WHAT NEEDS TO BE DONE: Extract all lines from the data beneath that include the word "terasa".

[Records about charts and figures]

++++++++

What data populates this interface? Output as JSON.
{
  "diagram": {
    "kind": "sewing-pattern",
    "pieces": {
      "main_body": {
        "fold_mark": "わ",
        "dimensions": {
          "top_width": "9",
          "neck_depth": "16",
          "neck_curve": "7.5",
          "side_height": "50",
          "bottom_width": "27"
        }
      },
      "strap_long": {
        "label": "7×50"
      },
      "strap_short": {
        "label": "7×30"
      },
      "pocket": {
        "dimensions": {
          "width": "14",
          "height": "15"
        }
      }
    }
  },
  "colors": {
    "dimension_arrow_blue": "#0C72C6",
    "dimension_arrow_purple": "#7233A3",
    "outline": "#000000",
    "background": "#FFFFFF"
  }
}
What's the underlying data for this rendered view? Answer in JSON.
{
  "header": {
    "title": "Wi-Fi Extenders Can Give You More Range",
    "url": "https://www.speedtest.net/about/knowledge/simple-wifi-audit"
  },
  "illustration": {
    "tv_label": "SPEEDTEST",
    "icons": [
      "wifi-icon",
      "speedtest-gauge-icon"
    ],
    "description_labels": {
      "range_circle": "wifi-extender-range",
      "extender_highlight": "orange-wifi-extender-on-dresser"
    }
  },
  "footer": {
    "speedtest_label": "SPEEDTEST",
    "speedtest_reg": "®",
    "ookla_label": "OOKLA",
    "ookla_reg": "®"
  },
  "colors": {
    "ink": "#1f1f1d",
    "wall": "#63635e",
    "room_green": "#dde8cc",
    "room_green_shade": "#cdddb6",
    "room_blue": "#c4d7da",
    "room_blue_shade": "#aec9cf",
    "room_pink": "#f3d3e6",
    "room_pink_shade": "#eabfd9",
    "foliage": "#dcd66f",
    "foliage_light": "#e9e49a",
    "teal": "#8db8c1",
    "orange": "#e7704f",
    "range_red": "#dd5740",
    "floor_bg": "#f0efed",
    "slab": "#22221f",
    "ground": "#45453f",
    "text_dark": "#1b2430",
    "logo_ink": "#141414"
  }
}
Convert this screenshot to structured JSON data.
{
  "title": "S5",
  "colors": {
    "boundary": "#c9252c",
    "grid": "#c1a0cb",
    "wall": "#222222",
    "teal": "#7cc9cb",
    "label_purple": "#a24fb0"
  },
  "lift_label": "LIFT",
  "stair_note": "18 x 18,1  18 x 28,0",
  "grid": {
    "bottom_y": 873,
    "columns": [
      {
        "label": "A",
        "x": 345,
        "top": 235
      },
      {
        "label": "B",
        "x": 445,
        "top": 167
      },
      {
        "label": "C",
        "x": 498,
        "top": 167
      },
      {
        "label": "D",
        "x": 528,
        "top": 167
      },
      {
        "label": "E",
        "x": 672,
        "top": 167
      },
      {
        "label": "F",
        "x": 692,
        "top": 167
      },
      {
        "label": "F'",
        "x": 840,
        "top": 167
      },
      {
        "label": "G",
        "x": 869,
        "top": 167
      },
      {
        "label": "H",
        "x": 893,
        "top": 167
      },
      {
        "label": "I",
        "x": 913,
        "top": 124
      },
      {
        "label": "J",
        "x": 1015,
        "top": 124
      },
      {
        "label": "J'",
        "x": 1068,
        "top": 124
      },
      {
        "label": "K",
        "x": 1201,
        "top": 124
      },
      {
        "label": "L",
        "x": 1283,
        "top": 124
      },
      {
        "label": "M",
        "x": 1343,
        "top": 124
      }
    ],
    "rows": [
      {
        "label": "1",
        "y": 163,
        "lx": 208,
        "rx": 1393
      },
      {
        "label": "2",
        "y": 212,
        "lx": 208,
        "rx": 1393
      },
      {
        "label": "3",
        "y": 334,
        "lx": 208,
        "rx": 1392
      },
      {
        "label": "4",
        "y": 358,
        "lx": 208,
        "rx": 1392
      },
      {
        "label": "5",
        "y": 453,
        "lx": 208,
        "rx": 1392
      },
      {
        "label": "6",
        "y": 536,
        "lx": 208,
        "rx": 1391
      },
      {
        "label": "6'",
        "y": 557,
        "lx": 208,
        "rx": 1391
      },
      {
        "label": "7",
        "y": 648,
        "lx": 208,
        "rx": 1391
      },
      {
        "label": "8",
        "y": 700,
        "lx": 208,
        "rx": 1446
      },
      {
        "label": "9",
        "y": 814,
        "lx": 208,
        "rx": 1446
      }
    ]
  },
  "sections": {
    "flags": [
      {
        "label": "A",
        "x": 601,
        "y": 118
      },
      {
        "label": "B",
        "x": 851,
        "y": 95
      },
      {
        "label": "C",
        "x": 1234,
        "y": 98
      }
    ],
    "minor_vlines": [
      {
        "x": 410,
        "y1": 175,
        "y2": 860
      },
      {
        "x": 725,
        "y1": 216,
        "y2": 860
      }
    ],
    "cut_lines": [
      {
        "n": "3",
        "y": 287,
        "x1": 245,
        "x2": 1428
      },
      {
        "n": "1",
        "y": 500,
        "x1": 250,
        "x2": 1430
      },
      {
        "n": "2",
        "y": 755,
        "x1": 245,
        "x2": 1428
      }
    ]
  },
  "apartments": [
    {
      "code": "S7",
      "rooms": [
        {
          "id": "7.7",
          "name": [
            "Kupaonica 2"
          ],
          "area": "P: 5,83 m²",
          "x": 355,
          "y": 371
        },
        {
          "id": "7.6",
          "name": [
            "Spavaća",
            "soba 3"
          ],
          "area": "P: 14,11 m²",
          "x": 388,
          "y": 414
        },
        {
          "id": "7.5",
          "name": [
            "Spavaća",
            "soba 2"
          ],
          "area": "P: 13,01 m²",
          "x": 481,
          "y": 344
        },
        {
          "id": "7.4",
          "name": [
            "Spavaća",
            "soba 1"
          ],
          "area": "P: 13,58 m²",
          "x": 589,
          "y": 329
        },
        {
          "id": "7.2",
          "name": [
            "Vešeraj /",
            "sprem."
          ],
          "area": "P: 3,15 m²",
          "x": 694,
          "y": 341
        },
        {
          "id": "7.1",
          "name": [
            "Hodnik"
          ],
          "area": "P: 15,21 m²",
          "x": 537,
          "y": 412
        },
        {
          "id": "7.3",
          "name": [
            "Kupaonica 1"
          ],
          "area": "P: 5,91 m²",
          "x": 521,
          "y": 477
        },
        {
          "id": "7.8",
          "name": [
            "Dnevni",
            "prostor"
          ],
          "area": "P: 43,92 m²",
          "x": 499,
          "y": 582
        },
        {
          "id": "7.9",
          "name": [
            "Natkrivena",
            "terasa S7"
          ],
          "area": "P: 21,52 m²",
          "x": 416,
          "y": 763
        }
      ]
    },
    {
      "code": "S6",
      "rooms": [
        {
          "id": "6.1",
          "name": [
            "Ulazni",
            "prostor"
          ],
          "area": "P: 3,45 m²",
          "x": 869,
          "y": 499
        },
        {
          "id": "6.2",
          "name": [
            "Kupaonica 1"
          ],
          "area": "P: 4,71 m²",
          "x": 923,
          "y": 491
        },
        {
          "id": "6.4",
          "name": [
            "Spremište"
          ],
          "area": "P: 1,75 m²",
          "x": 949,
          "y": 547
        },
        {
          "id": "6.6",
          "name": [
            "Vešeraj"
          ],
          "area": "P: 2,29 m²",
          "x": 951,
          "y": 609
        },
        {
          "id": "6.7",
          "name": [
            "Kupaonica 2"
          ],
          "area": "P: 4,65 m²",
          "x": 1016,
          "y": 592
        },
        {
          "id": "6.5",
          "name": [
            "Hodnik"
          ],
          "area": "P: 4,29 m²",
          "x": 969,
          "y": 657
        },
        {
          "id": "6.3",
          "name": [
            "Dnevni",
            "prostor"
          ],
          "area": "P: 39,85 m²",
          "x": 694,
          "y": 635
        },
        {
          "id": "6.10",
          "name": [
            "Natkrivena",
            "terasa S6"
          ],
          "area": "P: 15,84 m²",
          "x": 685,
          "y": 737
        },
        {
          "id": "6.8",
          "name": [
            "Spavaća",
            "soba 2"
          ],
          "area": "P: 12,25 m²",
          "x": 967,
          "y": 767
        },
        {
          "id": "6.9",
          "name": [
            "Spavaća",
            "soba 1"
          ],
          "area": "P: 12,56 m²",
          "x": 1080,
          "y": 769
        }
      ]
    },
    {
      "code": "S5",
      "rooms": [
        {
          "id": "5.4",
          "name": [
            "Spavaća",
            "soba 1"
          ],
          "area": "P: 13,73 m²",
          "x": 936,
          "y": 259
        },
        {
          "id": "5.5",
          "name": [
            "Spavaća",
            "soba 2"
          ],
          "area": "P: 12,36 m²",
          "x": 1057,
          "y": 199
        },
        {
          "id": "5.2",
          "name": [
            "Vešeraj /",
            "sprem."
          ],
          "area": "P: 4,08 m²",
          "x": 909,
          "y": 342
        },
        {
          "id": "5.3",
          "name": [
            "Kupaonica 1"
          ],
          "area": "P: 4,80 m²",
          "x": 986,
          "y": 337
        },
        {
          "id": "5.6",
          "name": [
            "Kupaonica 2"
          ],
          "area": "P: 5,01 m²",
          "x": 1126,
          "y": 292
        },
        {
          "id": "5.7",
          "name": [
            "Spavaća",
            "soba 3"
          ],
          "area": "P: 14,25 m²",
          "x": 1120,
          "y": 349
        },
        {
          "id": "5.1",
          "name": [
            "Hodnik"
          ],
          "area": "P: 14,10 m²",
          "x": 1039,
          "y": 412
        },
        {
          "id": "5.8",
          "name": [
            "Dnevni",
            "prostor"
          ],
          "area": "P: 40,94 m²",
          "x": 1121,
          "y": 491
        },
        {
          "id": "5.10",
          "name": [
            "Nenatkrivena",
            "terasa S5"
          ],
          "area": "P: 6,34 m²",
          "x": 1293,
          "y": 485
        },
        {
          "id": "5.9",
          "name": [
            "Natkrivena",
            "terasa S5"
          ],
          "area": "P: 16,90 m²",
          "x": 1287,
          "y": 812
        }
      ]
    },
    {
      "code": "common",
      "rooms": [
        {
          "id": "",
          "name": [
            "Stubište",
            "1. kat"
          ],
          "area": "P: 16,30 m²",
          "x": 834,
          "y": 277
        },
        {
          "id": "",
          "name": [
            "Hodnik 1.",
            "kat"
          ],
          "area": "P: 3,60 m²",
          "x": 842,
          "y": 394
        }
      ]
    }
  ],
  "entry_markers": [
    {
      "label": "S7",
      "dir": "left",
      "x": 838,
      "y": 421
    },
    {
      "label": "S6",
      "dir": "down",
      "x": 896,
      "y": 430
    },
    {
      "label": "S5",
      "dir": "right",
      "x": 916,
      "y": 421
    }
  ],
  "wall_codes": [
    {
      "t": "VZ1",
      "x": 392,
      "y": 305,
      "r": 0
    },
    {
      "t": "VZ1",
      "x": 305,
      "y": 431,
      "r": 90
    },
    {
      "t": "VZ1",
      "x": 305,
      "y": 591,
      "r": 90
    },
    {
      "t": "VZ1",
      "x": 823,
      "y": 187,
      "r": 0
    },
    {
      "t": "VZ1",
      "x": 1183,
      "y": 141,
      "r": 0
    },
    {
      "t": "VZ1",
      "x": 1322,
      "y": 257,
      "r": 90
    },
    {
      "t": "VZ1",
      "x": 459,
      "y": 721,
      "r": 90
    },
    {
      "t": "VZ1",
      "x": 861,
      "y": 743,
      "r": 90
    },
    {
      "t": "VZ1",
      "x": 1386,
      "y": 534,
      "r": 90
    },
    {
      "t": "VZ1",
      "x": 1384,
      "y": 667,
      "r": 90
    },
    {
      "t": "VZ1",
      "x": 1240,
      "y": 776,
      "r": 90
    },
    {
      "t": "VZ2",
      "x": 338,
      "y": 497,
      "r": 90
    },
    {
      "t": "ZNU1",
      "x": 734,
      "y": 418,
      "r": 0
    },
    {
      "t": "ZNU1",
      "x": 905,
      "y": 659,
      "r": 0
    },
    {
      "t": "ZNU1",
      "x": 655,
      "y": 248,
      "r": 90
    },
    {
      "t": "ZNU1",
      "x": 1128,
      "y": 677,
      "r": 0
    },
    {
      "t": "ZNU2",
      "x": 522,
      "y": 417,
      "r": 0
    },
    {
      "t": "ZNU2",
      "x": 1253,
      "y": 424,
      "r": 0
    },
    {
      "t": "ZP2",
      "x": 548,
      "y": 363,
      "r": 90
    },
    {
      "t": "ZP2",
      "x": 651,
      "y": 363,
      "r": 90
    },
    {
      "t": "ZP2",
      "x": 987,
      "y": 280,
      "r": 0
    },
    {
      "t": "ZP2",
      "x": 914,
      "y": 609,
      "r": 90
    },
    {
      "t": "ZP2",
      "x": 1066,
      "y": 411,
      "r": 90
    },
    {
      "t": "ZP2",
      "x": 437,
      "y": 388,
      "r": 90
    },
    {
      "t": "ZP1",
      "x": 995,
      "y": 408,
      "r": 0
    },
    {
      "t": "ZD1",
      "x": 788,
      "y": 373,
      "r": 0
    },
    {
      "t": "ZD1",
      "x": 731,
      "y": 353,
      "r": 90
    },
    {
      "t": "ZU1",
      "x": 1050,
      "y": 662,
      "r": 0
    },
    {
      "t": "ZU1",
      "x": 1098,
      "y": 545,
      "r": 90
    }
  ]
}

++++++++

OUTPUT FOR THIS TASK:
            "terasa S7"
            "terasa S6"
            "terasa S5"
            "terasa S5"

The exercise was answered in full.